[Data excerpts]
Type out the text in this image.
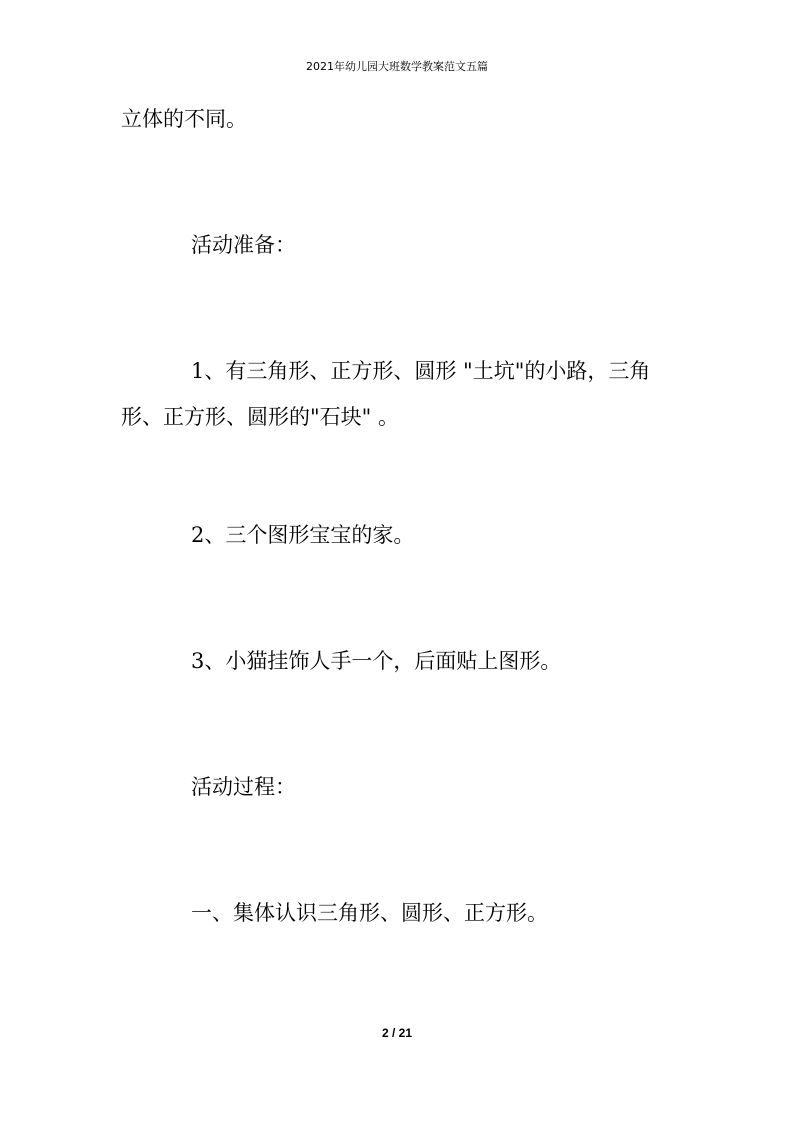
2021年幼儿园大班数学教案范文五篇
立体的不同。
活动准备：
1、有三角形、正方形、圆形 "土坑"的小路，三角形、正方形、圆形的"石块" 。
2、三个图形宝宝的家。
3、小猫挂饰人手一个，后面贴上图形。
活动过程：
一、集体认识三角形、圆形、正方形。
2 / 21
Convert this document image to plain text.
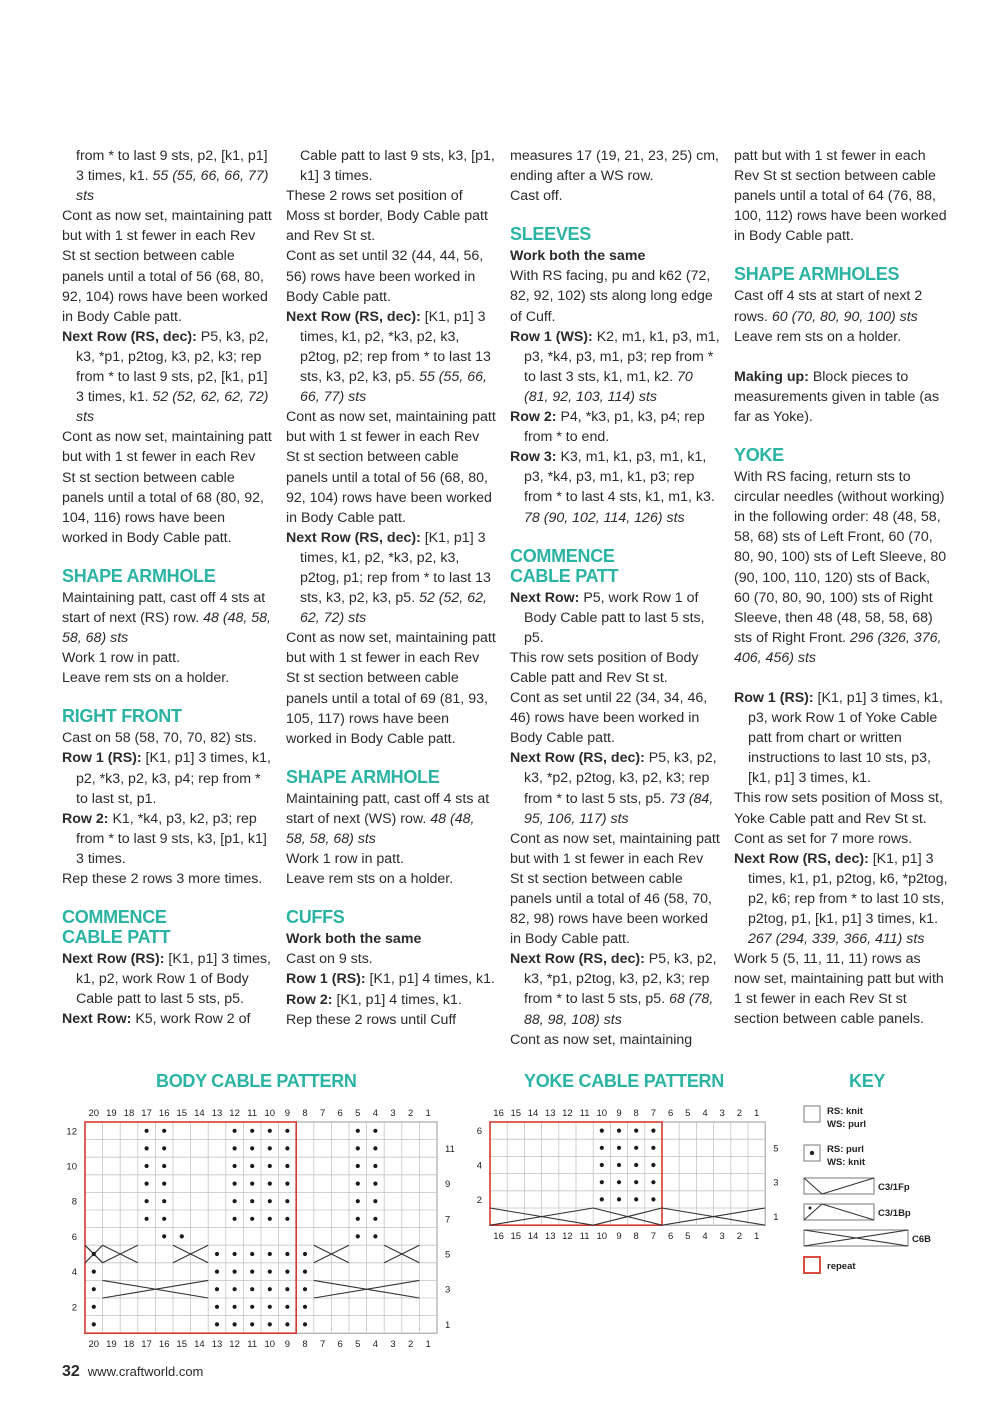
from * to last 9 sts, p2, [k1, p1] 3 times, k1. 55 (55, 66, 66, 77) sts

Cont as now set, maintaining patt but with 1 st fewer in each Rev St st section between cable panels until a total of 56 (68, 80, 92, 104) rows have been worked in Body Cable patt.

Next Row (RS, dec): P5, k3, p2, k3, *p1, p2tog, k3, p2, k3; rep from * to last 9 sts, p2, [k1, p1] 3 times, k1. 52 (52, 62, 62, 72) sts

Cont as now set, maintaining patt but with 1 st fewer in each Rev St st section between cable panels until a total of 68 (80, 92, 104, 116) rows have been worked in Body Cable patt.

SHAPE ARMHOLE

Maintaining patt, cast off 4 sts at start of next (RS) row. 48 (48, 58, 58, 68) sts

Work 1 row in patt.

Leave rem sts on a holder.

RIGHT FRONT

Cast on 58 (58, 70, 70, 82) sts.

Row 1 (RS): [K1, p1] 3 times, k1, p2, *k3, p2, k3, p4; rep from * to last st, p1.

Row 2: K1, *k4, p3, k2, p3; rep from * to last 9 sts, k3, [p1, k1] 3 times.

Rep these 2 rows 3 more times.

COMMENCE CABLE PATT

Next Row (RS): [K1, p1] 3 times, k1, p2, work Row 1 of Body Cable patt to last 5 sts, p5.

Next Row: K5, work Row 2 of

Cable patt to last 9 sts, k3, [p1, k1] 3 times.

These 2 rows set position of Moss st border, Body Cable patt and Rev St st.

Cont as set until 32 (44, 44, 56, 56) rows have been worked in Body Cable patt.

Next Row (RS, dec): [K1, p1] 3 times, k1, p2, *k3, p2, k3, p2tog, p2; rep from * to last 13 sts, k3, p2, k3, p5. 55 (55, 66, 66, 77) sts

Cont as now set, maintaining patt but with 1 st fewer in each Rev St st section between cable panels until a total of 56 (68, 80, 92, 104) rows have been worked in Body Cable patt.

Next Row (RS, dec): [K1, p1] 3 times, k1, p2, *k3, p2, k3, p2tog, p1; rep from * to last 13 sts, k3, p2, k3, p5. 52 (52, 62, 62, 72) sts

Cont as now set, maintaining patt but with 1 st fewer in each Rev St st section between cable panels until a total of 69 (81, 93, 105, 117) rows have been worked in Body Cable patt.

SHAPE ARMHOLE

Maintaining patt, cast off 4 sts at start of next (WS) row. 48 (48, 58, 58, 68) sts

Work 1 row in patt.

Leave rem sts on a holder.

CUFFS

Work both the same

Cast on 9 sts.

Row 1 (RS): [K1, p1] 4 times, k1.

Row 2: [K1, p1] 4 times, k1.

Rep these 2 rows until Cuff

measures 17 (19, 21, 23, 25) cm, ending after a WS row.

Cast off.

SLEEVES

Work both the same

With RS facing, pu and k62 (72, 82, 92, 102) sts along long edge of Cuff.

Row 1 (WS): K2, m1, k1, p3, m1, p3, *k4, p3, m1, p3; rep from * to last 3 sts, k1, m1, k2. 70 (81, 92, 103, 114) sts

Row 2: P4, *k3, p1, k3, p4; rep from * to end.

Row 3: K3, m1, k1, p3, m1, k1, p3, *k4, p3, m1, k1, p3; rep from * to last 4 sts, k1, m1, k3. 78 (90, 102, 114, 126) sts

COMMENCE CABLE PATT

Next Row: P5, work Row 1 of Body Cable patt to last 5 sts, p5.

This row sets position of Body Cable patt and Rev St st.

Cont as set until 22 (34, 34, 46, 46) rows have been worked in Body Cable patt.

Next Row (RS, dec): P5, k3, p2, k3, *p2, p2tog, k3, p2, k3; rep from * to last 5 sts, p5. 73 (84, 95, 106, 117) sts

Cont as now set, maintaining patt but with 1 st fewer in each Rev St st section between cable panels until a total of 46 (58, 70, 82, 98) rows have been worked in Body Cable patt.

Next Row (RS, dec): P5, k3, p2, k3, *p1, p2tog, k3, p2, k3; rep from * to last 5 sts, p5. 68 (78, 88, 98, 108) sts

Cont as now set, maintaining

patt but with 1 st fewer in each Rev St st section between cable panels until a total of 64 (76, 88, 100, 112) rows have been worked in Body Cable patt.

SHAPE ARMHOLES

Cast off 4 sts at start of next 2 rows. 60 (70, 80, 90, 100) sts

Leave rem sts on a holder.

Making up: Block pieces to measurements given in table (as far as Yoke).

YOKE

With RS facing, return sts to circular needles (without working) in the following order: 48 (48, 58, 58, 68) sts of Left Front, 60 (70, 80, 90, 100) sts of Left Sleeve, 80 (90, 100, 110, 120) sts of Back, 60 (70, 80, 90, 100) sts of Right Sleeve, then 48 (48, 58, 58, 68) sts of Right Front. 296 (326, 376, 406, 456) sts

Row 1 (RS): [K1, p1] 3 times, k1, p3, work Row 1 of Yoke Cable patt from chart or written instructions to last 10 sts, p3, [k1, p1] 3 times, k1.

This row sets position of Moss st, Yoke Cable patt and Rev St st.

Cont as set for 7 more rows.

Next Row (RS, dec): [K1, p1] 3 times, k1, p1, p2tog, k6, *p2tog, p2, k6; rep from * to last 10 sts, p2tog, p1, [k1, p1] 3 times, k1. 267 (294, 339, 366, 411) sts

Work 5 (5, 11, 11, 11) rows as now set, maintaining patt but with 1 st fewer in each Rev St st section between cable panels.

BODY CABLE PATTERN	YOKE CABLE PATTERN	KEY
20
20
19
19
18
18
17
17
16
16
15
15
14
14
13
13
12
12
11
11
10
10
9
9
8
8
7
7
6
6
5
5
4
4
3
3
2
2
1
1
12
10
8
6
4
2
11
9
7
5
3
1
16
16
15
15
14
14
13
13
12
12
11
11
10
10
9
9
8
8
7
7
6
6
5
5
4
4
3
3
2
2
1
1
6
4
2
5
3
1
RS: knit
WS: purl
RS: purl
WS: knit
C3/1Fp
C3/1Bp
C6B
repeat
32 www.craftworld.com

---

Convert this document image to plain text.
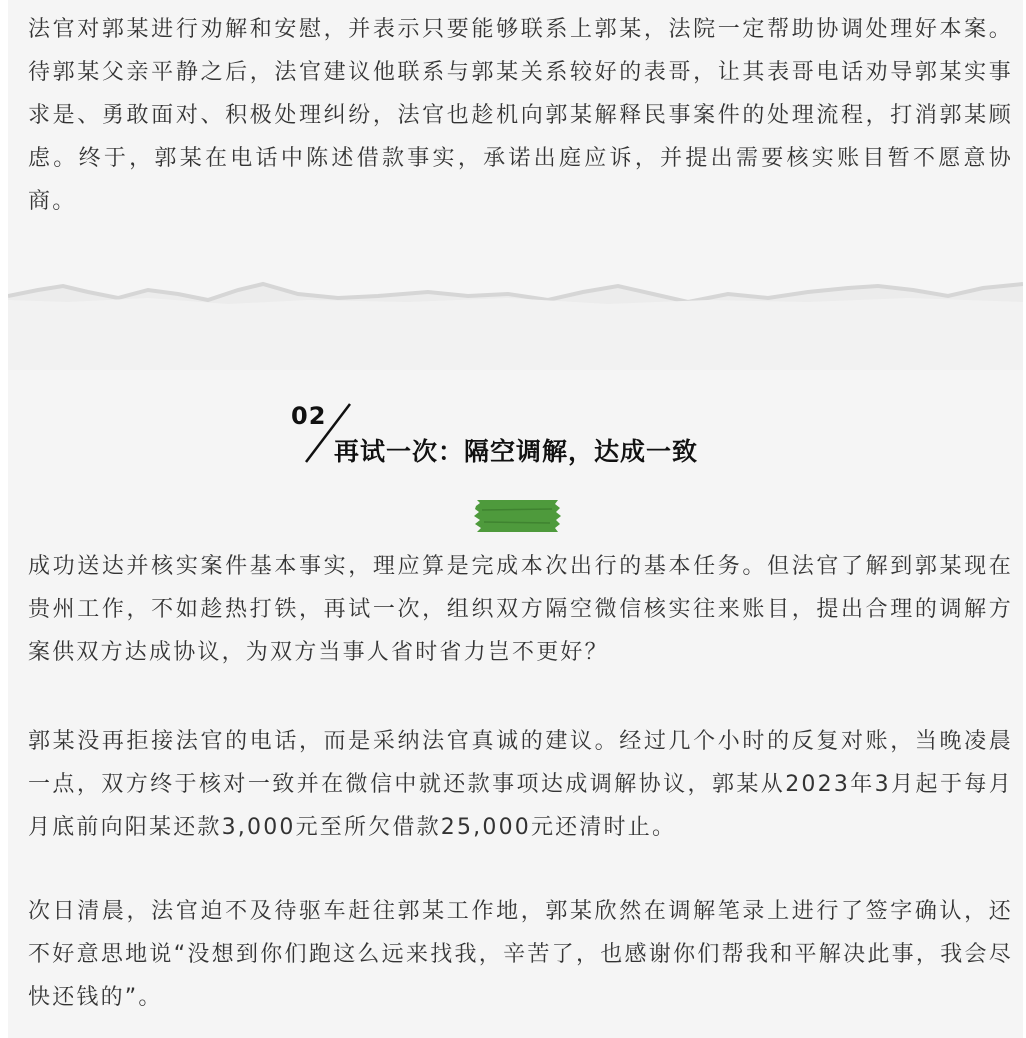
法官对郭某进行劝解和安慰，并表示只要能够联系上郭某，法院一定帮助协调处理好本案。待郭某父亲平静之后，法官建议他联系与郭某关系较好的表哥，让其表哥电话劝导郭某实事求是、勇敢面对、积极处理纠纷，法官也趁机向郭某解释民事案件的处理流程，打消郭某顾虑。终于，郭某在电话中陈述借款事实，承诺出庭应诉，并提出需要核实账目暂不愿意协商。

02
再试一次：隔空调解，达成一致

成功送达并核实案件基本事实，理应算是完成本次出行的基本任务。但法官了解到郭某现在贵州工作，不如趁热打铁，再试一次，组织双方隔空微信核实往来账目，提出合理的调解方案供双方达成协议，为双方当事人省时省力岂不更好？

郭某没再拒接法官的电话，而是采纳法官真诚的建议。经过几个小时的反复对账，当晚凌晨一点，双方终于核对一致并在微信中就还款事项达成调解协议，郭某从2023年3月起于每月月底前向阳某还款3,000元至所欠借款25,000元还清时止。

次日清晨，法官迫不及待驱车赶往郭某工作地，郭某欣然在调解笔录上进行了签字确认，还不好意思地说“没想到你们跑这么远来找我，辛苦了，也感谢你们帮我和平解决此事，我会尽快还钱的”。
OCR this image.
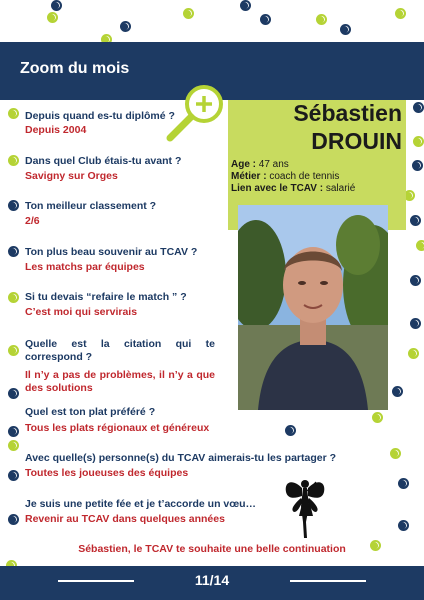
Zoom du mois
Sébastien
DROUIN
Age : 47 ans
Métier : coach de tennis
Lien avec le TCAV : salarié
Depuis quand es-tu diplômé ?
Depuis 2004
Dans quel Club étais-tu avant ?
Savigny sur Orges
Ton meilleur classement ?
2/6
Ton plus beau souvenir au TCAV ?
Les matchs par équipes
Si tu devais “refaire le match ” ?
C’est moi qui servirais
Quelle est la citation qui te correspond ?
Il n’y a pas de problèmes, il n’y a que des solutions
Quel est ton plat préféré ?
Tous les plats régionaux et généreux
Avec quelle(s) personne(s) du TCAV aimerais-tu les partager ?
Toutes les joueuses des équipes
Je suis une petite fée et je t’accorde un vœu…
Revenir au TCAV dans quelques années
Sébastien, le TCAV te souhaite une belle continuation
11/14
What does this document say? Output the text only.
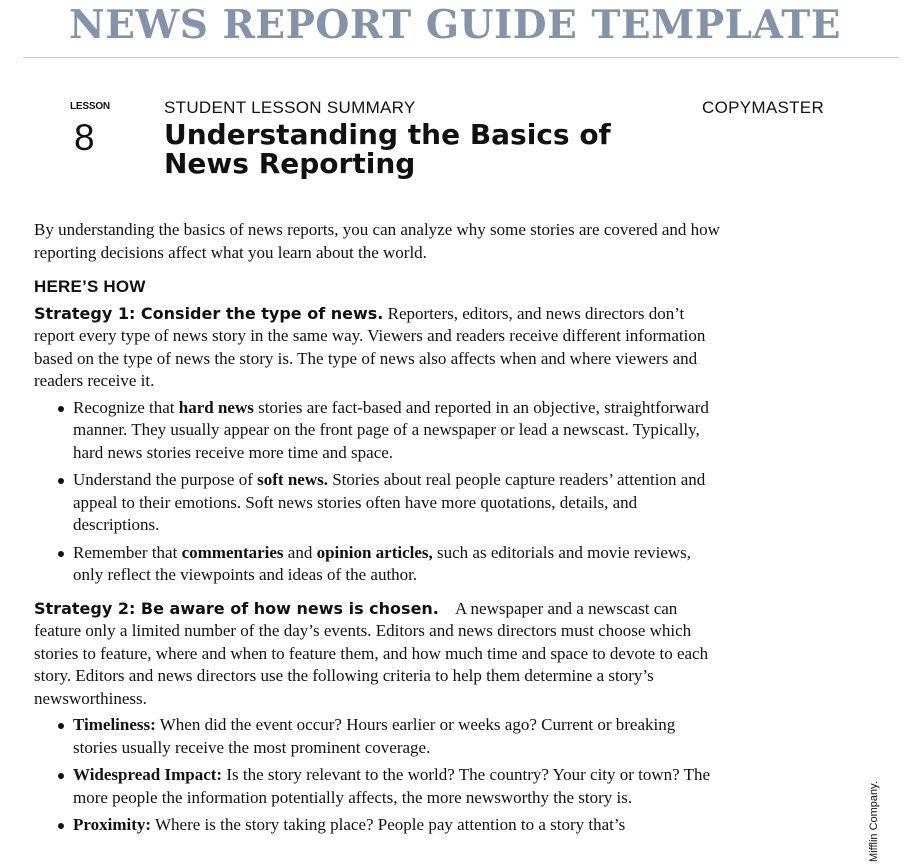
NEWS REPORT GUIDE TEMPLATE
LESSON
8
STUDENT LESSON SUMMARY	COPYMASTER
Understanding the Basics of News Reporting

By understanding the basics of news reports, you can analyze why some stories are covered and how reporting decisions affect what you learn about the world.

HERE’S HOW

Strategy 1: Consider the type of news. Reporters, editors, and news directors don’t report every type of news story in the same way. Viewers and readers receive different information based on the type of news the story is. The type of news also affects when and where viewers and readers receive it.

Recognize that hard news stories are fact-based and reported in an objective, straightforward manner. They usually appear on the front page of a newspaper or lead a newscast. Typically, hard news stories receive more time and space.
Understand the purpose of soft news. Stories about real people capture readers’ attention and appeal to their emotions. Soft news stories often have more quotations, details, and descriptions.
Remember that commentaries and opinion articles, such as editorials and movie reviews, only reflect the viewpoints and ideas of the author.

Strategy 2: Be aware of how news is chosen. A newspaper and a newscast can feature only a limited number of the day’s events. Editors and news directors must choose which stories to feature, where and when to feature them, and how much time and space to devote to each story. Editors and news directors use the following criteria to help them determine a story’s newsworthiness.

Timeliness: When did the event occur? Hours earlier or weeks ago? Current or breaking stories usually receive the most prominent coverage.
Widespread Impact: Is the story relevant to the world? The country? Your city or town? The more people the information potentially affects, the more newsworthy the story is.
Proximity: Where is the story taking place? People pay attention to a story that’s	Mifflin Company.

### [WRITTEN PROBLEM]
Find each line with the string "image" and copy it out.

### [FINAL ANSWER]
Type out the text in this image.
Convert this document image to plain text.
Convert this document image to plain text.
OCR this image.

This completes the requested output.